◆ What to work on
Write out every line of the source data below without changing anything, and leave the pictures out of your copy.

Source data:
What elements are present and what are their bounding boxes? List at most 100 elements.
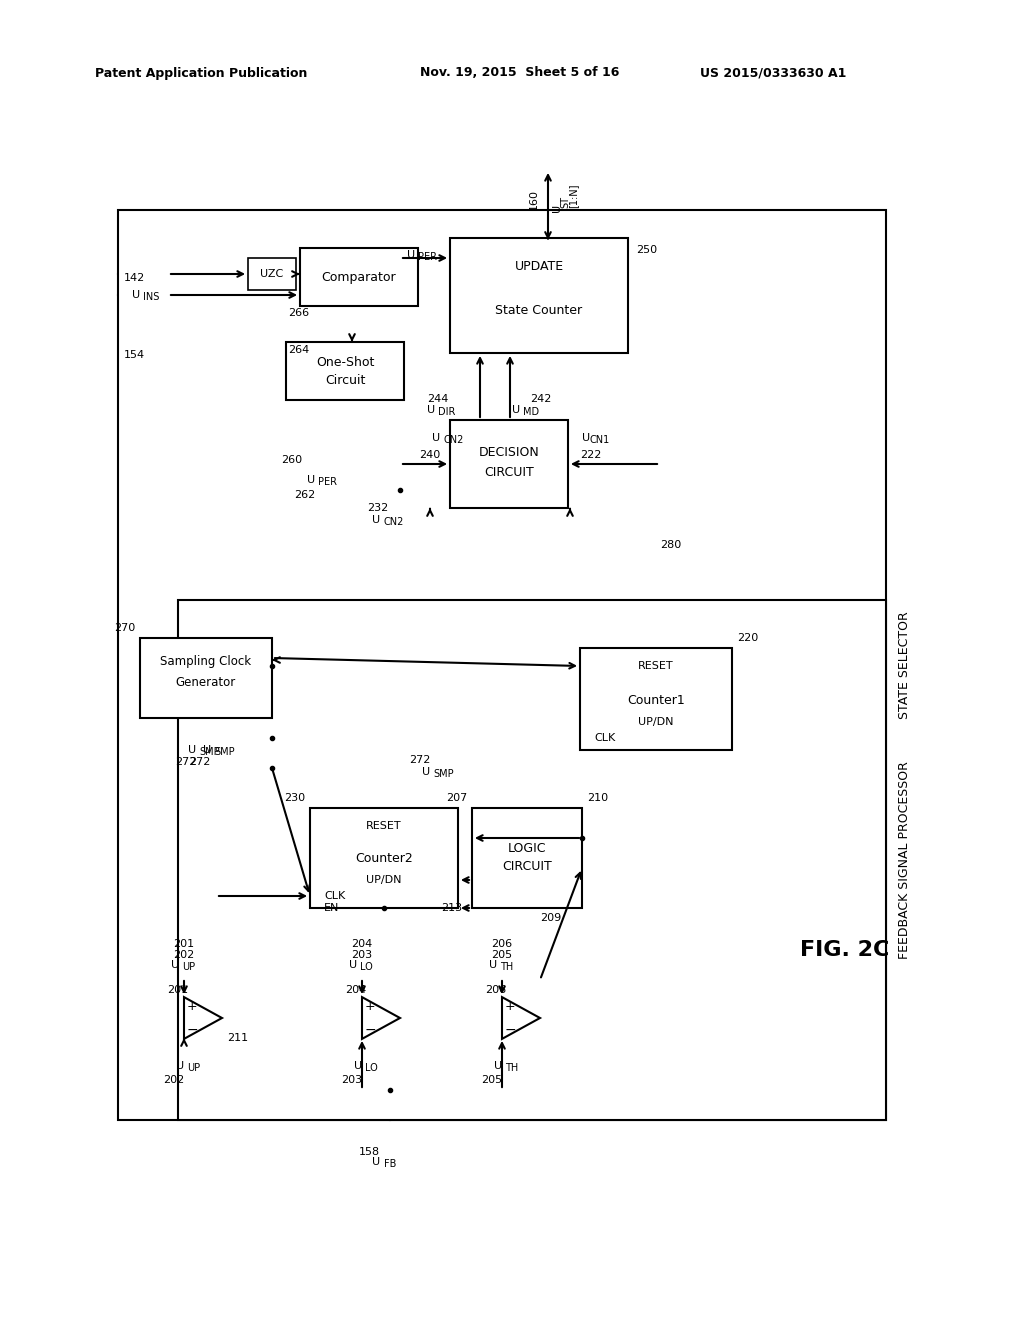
- Text: PER: PER: [318, 477, 337, 487]
- Text: 205: 205: [492, 950, 513, 960]
- Text: U: U: [176, 1061, 184, 1071]
- Text: 202: 202: [163, 1074, 184, 1085]
- Bar: [140, 638, 272, 718]
- Text: RESET: RESET: [638, 661, 674, 671]
- Text: −: −: [186, 1023, 198, 1036]
- Text: 201: 201: [167, 985, 188, 995]
- Bar: [118, 210, 886, 1119]
- Bar: [472, 808, 582, 908]
- Text: CLK: CLK: [324, 891, 345, 902]
- Text: TH: TH: [500, 962, 513, 972]
- Text: Generator: Generator: [176, 676, 237, 689]
- Text: FEEDBACK SIGNAL PROCESSOR: FEEDBACK SIGNAL PROCESSOR: [897, 762, 910, 958]
- Text: CIRCUIT: CIRCUIT: [484, 466, 534, 479]
- Text: 158: 158: [358, 1147, 380, 1158]
- Text: ST: ST: [560, 195, 570, 209]
- Text: DECISION: DECISION: [478, 446, 540, 458]
- Text: STATE SELECTOR: STATE SELECTOR: [897, 611, 910, 719]
- Text: Counter2: Counter2: [355, 851, 413, 865]
- Text: SMP: SMP: [214, 747, 234, 756]
- Text: US 2015/0333630 A1: US 2015/0333630 A1: [700, 66, 847, 79]
- Text: −: −: [365, 1023, 376, 1036]
- Text: U: U: [552, 203, 562, 213]
- Text: CN1: CN1: [590, 436, 610, 445]
- Text: U: U: [307, 475, 315, 484]
- Text: 204: 204: [345, 985, 366, 995]
- Text: One-Shot: One-Shot: [315, 355, 374, 368]
- Text: DIR: DIR: [438, 407, 456, 417]
- Text: U: U: [171, 960, 179, 970]
- Text: 211: 211: [227, 1034, 248, 1043]
- Text: UP/DN: UP/DN: [367, 875, 401, 884]
- Bar: [286, 342, 404, 400]
- Text: Patent Application Publication: Patent Application Publication: [95, 66, 307, 79]
- Text: U: U: [349, 960, 357, 970]
- Text: UPDATE: UPDATE: [514, 260, 563, 272]
- Text: 270: 270: [114, 623, 135, 634]
- Text: EN: EN: [324, 903, 339, 913]
- Text: −: −: [504, 1023, 516, 1036]
- Text: 262: 262: [294, 490, 315, 500]
- Bar: [178, 601, 886, 1119]
- Text: RESET: RESET: [367, 821, 401, 832]
- Text: UP/DN: UP/DN: [638, 717, 674, 727]
- Text: Comparator: Comparator: [322, 271, 396, 284]
- Text: UP: UP: [182, 962, 196, 972]
- Text: 272: 272: [175, 756, 196, 767]
- Text: CN2: CN2: [443, 436, 464, 445]
- Text: SMP: SMP: [199, 747, 219, 756]
- Text: 222: 222: [580, 450, 601, 459]
- Text: 160: 160: [529, 190, 539, 210]
- Text: PER: PER: [418, 252, 437, 261]
- Text: UZC: UZC: [260, 269, 284, 279]
- Text: 203: 203: [341, 1074, 362, 1085]
- Text: +: +: [365, 1001, 376, 1014]
- Text: 244: 244: [427, 393, 449, 404]
- Text: 272: 272: [409, 755, 430, 766]
- Text: SMP: SMP: [433, 770, 454, 779]
- Text: 280: 280: [660, 540, 681, 550]
- Text: 203: 203: [351, 950, 373, 960]
- Text: U: U: [354, 1061, 362, 1071]
- Text: U: U: [512, 405, 520, 414]
- Text: U: U: [422, 767, 430, 777]
- Text: U: U: [372, 515, 380, 525]
- Text: U: U: [582, 433, 590, 444]
- Text: 272: 272: [189, 756, 211, 767]
- Text: U: U: [488, 960, 497, 970]
- Text: 210: 210: [587, 793, 608, 803]
- Text: U: U: [372, 1158, 380, 1167]
- Text: 206: 206: [492, 939, 513, 949]
- Text: 240: 240: [419, 450, 440, 459]
- Text: U: U: [494, 1061, 502, 1071]
- Text: CN2: CN2: [383, 517, 403, 527]
- Text: 260: 260: [281, 455, 302, 465]
- Text: U: U: [203, 744, 211, 755]
- Text: LOGIC: LOGIC: [508, 842, 546, 854]
- Text: U: U: [132, 290, 140, 300]
- Bar: [248, 257, 296, 290]
- Bar: [580, 648, 732, 750]
- Text: CIRCUIT: CIRCUIT: [502, 859, 552, 873]
- Text: FB: FB: [384, 1159, 396, 1170]
- Text: 232: 232: [367, 503, 388, 513]
- Bar: [450, 238, 628, 352]
- Text: 201: 201: [173, 939, 195, 949]
- Text: State Counter: State Counter: [496, 304, 583, 317]
- Text: U: U: [427, 405, 435, 414]
- Text: 202: 202: [173, 950, 195, 960]
- Text: UP: UP: [187, 1063, 200, 1073]
- Bar: [300, 248, 418, 306]
- Text: 266: 266: [288, 308, 309, 318]
- Text: FIG. 2C: FIG. 2C: [800, 940, 890, 960]
- Text: U: U: [407, 249, 415, 260]
- Text: +: +: [186, 1001, 198, 1014]
- Text: INS: INS: [143, 292, 160, 302]
- Text: 242: 242: [530, 393, 551, 404]
- Text: 213: 213: [441, 903, 462, 913]
- Text: 209: 209: [540, 913, 561, 923]
- Text: 154: 154: [124, 350, 145, 360]
- Text: MD: MD: [523, 407, 539, 417]
- Text: Nov. 19, 2015  Sheet 5 of 16: Nov. 19, 2015 Sheet 5 of 16: [420, 66, 620, 79]
- Text: [1:N]: [1:N]: [568, 183, 578, 209]
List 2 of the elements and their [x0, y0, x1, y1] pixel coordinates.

◆ Exercise response
What elements are present and what are their bounding boxes? List at most 100 elements.
- Text: PER: PER: [318, 477, 337, 487]
- Text: 205: 205: [492, 950, 513, 960]
- Text: U: U: [176, 1061, 184, 1071]
- Text: 202: 202: [163, 1074, 184, 1085]
- Bar: [140, 638, 272, 718]
- Text: RESET: RESET: [638, 661, 674, 671]
- Text: −: −: [186, 1023, 198, 1036]
- Text: 201: 201: [167, 985, 188, 995]
- Bar: [118, 210, 886, 1119]
- Bar: [472, 808, 582, 908]
- Text: CLK: CLK: [324, 891, 345, 902]
- Text: TH: TH: [500, 962, 513, 972]
- Text: Generator: Generator: [176, 676, 237, 689]
- Text: FEEDBACK SIGNAL PROCESSOR: FEEDBACK SIGNAL PROCESSOR: [897, 762, 910, 958]
- Text: CIRCUIT: CIRCUIT: [484, 466, 534, 479]
- Text: 158: 158: [358, 1147, 380, 1158]
- Text: ST: ST: [560, 195, 570, 209]
- Text: DECISION: DECISION: [478, 446, 540, 458]
- Text: STATE SELECTOR: STATE SELECTOR: [897, 611, 910, 719]
- Text: Counter2: Counter2: [355, 851, 413, 865]
- Text: SMP: SMP: [214, 747, 234, 756]
- Text: US 2015/0333630 A1: US 2015/0333630 A1: [700, 66, 847, 79]
- Text: −: −: [365, 1023, 376, 1036]
- Text: U: U: [552, 203, 562, 213]
- Text: CN1: CN1: [590, 436, 610, 445]
- Text: U: U: [307, 475, 315, 484]
- Text: 204: 204: [345, 985, 366, 995]
- Text: One-Shot: One-Shot: [315, 355, 374, 368]
- Text: DIR: DIR: [438, 407, 456, 417]
- Text: U: U: [171, 960, 179, 970]
- Text: 211: 211: [227, 1034, 248, 1043]
- Text: UP/DN: UP/DN: [367, 875, 401, 884]
- Bar: [286, 342, 404, 400]
- Text: Patent Application Publication: Patent Application Publication: [95, 66, 307, 79]
- Text: U: U: [349, 960, 357, 970]
- Text: UPDATE: UPDATE: [514, 260, 563, 272]
- Text: 270: 270: [114, 623, 135, 634]
- Text: EN: EN: [324, 903, 339, 913]
- Text: −: −: [504, 1023, 516, 1036]
- Text: 262: 262: [294, 490, 315, 500]
- Bar: [178, 601, 886, 1119]
- Text: RESET: RESET: [367, 821, 401, 832]
- Text: UP/DN: UP/DN: [638, 717, 674, 727]
- Text: Comparator: Comparator: [322, 271, 396, 284]
- Text: UP: UP: [182, 962, 196, 972]
- Text: 272: 272: [175, 756, 196, 767]
- Text: CN2: CN2: [443, 436, 464, 445]
- Text: SMP: SMP: [199, 747, 219, 756]
- Text: 222: 222: [580, 450, 601, 459]
- Text: 160: 160: [529, 190, 539, 210]
- Text: PER: PER: [418, 252, 437, 261]
- Text: UZC: UZC: [260, 269, 284, 279]
- Text: 203: 203: [341, 1074, 362, 1085]
- Text: +: +: [365, 1001, 376, 1014]
- Text: 244: 244: [427, 393, 449, 404]
- Text: 272: 272: [409, 755, 430, 766]
- Text: SMP: SMP: [433, 770, 454, 779]
- Text: 280: 280: [660, 540, 681, 550]
- Text: 203: 203: [351, 950, 373, 960]
- Text: U: U: [354, 1061, 362, 1071]
- Text: U: U: [512, 405, 520, 414]
- Text: U: U: [422, 767, 430, 777]
- Text: U: U: [372, 515, 380, 525]
- Text: U: U: [582, 433, 590, 444]
- Text: 272: 272: [189, 756, 211, 767]
- Text: U: U: [488, 960, 497, 970]
- Text: 210: 210: [587, 793, 608, 803]
- Text: U: U: [372, 1158, 380, 1167]
- Text: 206: 206: [492, 939, 513, 949]
- Text: 240: 240: [419, 450, 440, 459]
- Text: U: U: [494, 1061, 502, 1071]
- Text: CN2: CN2: [383, 517, 403, 527]
- Text: 260: 260: [281, 455, 302, 465]
- Text: U: U: [203, 744, 211, 755]
- Text: LOGIC: LOGIC: [508, 842, 546, 854]
- Text: U: U: [132, 290, 140, 300]
- Bar: [248, 257, 296, 290]
- Bar: [580, 648, 732, 750]
- Text: CIRCUIT: CIRCUIT: [502, 859, 552, 873]
- Text: FB: FB: [384, 1159, 396, 1170]
- Text: 232: 232: [367, 503, 388, 513]
- Bar: [450, 238, 628, 352]
- Text: 201: 201: [173, 939, 195, 949]
- Text: State Counter: State Counter: [496, 304, 583, 317]
- Text: U: U: [427, 405, 435, 414]
- Text: 202: 202: [173, 950, 195, 960]
- Text: UP: UP: [187, 1063, 200, 1073]
- Bar: [300, 248, 418, 306]
- Text: 266: 266: [288, 308, 309, 318]
- Text: FIG. 2C: FIG. 2C: [800, 940, 890, 960]
- Text: U: U: [407, 249, 415, 260]
- Text: +: +: [186, 1001, 198, 1014]
- Text: INS: INS: [143, 292, 160, 302]
- Text: 242: 242: [530, 393, 551, 404]
- Text: 213: 213: [441, 903, 462, 913]
- Text: 209: 209: [540, 913, 561, 923]
- Text: 154: 154: [124, 350, 145, 360]
- Text: MD: MD: [523, 407, 539, 417]
- Text: Nov. 19, 2015  Sheet 5 of 16: Nov. 19, 2015 Sheet 5 of 16: [420, 66, 620, 79]
- Text: [1:N]: [1:N]: [568, 183, 578, 209]
List 2 of the elements and their [x0, y0, x1, y1] pixel coordinates.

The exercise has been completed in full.